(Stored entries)
>>>>>
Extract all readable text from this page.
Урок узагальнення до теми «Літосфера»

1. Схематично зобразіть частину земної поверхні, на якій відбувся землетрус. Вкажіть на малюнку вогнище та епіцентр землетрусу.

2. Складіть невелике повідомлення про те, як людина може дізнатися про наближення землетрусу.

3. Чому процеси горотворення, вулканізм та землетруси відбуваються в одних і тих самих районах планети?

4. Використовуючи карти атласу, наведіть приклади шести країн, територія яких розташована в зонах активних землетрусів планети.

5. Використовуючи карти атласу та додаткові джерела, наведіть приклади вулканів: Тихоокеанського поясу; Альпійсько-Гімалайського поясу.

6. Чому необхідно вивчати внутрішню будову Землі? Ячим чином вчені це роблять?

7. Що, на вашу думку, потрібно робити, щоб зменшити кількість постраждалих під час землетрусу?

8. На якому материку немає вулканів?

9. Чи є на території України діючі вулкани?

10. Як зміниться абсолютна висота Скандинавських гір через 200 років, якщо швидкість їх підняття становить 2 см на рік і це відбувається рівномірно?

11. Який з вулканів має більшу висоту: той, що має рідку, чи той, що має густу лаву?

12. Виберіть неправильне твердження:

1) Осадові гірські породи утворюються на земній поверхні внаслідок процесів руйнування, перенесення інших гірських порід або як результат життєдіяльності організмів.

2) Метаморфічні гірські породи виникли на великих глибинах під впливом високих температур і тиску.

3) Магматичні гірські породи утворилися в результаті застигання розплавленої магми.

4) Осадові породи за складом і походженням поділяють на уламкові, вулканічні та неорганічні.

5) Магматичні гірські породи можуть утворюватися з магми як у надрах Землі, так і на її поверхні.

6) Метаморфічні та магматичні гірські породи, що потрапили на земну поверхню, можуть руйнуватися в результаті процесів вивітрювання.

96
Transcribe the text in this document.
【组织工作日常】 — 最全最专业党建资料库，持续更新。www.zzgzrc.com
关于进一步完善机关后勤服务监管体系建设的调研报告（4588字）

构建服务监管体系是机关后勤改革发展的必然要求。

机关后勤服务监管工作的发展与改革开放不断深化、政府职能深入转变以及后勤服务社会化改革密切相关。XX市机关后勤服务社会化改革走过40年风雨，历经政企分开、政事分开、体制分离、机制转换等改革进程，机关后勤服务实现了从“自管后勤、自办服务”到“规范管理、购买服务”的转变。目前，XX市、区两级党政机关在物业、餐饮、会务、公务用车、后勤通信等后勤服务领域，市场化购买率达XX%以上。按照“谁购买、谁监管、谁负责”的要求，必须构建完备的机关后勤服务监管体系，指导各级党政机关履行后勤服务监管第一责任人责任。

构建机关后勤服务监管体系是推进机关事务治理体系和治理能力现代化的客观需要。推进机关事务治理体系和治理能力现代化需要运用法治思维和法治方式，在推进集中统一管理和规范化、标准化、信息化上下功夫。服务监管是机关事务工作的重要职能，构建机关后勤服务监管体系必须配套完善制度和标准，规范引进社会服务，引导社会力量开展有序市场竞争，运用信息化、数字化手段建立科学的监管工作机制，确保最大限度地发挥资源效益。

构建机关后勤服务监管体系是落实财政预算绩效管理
<<<<<
>>>>>
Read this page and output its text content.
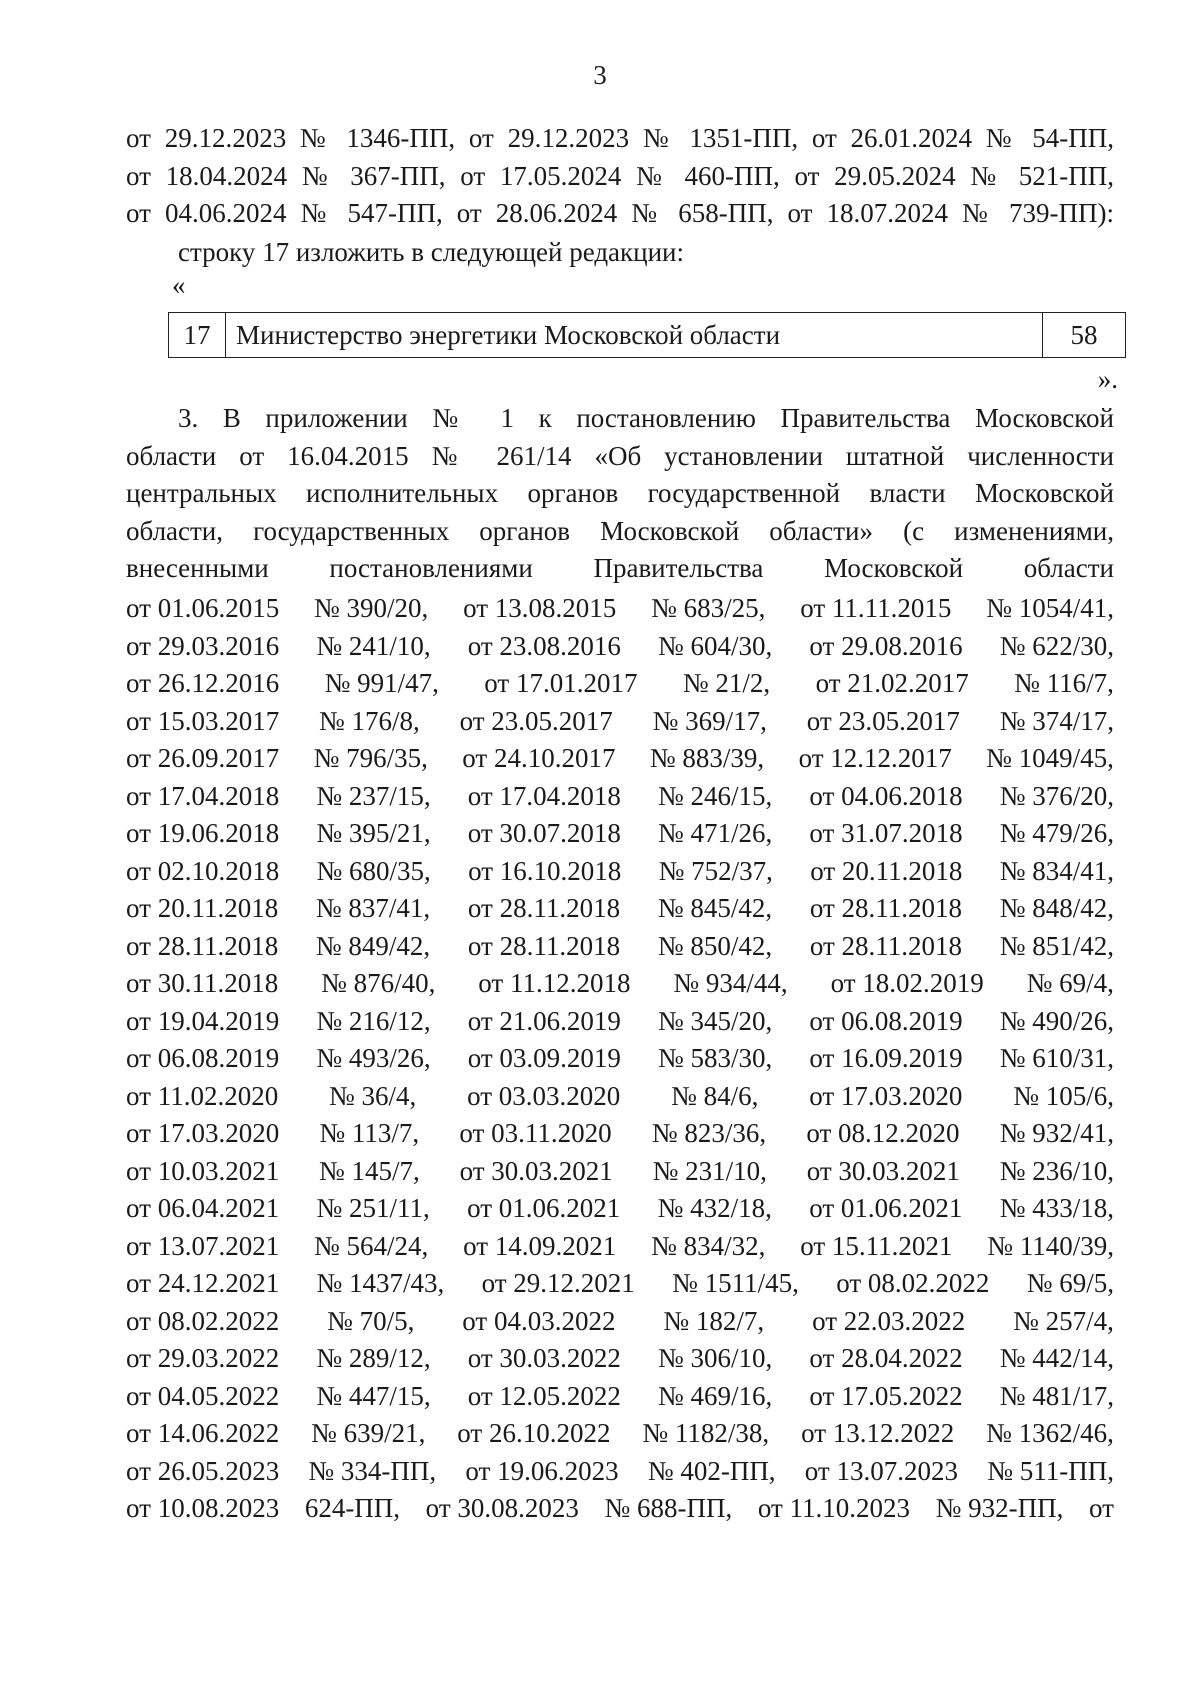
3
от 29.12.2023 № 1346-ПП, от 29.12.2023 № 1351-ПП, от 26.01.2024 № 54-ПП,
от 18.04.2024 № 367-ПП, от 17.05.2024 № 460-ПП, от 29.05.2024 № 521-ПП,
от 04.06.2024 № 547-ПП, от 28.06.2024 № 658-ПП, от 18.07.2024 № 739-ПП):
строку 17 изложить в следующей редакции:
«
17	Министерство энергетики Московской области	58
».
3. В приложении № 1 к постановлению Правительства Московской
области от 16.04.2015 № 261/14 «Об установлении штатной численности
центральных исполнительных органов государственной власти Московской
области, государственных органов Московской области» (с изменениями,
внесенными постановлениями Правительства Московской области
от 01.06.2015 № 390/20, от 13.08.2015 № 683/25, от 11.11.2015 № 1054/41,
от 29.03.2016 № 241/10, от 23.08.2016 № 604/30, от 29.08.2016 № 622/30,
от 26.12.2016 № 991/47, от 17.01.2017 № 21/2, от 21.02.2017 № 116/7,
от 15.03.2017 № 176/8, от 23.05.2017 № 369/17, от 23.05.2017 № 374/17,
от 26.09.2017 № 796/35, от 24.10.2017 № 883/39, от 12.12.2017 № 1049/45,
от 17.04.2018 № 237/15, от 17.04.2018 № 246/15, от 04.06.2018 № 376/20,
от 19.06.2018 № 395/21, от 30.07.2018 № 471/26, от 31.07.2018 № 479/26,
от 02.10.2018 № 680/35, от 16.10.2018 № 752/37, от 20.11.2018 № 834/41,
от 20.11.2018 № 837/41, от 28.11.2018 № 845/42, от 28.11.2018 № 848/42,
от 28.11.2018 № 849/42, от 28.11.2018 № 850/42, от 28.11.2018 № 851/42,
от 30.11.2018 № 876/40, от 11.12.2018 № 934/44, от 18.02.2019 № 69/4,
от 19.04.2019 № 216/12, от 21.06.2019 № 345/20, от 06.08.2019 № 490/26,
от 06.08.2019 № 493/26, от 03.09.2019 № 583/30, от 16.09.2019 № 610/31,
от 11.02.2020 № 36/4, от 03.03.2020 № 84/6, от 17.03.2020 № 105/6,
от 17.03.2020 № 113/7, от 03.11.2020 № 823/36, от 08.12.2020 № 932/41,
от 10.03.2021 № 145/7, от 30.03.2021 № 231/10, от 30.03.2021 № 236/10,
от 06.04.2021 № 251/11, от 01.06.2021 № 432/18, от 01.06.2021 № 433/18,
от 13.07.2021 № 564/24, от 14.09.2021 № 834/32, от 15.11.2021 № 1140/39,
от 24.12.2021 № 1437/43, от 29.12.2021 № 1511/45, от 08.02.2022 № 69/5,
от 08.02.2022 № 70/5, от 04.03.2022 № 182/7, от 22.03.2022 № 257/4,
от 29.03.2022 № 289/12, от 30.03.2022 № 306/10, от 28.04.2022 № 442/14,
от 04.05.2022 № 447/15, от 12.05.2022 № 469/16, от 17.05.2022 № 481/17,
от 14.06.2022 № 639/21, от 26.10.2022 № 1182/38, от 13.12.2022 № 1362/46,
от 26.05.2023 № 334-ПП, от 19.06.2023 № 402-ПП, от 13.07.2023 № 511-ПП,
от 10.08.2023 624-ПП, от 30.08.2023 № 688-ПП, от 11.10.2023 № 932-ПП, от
<<<<<
Stated exercise: Look through the records and gather every line containing "приклади".

Solution to the exercise:
4. Використовуючи карти атласу, наведіть приклади шести країн, територія яких розташована в зонах активних землетрусів планети.
5. Використовуючи карти атласу та додаткові джерела, наведіть приклади вулканів: Тихоокеанського поясу; Альпійсько-Гімалайського поясу.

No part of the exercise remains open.